What the task requires - Locate the lines that hold the string "Operation". Copy every such line.

##### Given data

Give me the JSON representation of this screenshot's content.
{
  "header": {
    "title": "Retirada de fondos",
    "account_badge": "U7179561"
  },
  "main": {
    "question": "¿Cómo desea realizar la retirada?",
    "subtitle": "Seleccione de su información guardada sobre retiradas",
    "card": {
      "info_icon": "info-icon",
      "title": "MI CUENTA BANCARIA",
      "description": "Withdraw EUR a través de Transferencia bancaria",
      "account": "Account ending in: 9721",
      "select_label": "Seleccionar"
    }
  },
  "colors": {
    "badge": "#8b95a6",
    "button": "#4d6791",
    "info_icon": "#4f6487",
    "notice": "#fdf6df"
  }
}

##########
##### Given data

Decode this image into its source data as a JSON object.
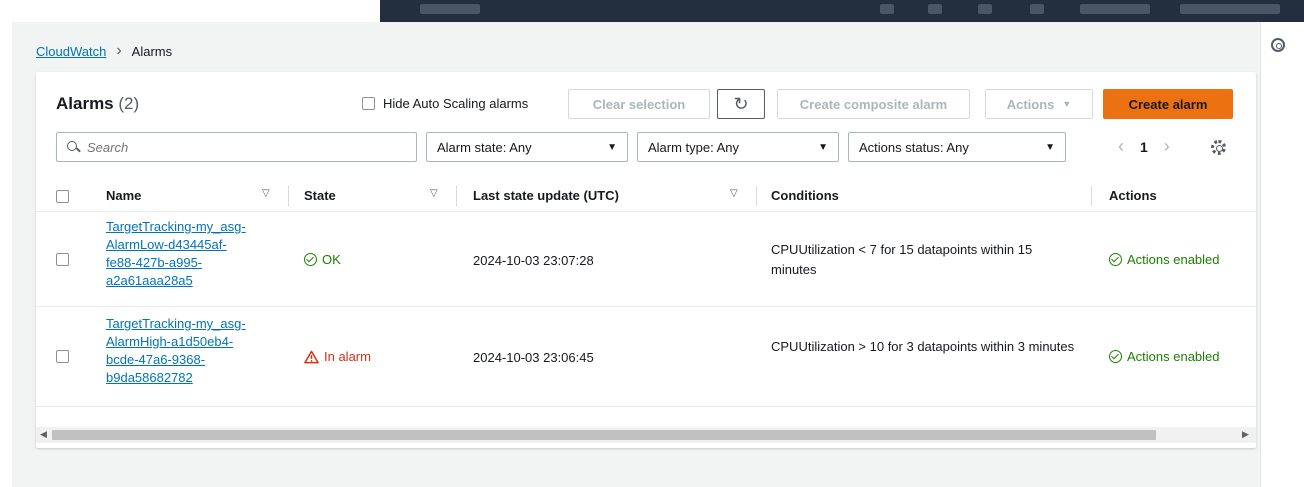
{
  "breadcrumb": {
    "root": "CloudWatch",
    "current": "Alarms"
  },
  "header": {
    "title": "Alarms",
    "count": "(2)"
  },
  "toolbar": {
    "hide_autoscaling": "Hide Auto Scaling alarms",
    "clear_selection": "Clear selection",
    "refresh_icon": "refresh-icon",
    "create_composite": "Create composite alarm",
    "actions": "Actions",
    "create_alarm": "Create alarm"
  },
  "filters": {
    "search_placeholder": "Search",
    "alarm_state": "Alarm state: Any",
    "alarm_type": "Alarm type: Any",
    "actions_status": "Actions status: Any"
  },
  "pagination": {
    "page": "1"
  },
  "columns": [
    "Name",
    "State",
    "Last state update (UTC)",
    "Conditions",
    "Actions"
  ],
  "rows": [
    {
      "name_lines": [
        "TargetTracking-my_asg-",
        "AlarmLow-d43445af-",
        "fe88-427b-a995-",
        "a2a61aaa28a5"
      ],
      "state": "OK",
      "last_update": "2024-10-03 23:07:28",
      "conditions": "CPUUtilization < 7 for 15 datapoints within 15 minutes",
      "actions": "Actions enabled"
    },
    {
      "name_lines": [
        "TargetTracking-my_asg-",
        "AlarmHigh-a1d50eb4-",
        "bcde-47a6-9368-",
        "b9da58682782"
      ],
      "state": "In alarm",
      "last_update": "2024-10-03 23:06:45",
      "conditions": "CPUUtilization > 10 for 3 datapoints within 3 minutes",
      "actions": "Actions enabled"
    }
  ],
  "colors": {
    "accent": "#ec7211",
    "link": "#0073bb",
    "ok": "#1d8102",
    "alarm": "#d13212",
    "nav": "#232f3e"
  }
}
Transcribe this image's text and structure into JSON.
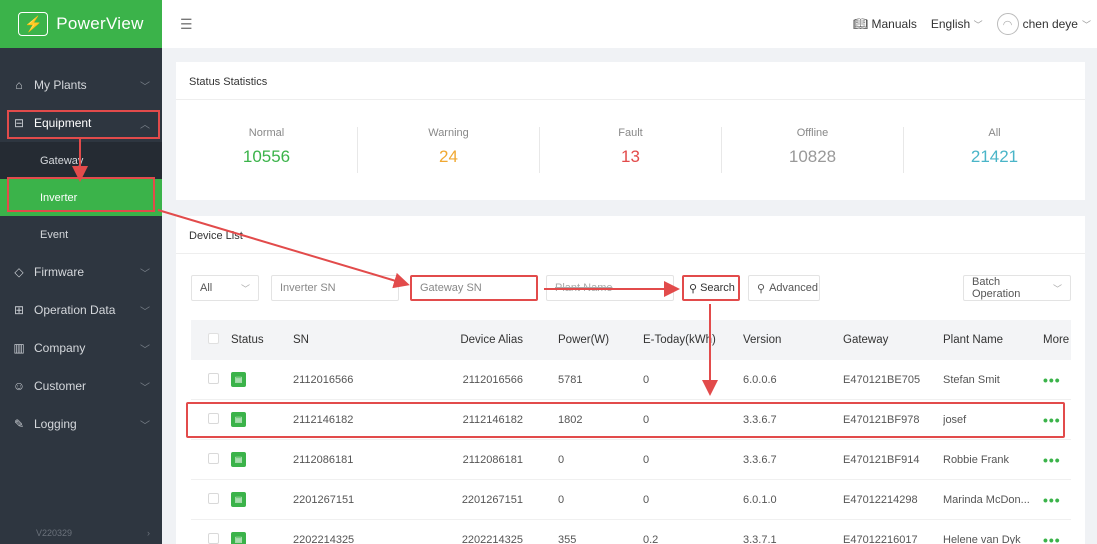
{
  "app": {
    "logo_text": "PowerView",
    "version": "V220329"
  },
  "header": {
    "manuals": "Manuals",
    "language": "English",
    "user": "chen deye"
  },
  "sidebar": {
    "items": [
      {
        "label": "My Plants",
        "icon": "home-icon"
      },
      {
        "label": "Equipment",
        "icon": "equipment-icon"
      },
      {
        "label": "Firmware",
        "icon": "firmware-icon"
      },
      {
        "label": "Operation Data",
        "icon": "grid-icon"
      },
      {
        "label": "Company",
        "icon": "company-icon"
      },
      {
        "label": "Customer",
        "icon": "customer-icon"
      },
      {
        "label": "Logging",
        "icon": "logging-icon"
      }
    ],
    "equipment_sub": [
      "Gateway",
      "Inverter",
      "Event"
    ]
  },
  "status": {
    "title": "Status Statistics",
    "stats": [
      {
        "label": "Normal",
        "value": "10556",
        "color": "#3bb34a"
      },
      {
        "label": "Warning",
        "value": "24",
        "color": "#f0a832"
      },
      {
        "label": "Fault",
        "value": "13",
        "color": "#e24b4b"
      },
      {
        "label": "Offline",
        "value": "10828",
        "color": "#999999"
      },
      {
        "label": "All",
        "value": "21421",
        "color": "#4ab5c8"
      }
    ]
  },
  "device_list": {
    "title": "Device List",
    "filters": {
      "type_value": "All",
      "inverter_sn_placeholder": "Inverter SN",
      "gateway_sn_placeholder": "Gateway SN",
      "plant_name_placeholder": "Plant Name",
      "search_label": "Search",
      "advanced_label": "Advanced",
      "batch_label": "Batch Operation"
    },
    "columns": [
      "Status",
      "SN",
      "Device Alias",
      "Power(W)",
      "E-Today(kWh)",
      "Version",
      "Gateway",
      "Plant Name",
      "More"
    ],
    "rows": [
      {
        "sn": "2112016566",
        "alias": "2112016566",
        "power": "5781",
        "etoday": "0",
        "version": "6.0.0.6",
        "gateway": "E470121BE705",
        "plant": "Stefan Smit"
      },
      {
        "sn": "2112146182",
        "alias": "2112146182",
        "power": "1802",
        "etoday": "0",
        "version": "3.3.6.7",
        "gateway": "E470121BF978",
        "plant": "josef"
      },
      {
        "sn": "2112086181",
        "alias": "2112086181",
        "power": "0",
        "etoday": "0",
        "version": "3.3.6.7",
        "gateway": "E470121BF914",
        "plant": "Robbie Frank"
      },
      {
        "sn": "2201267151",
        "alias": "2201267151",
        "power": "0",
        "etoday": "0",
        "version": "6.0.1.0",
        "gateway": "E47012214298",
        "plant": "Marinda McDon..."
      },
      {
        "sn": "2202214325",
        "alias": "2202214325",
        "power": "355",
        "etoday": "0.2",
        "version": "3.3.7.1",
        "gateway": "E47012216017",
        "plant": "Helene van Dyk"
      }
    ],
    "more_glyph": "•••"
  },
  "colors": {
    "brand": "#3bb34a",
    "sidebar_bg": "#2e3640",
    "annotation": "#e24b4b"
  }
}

##########

Final answer -
        "label": "Operation Data",
      "batch_label": "Batch Operation"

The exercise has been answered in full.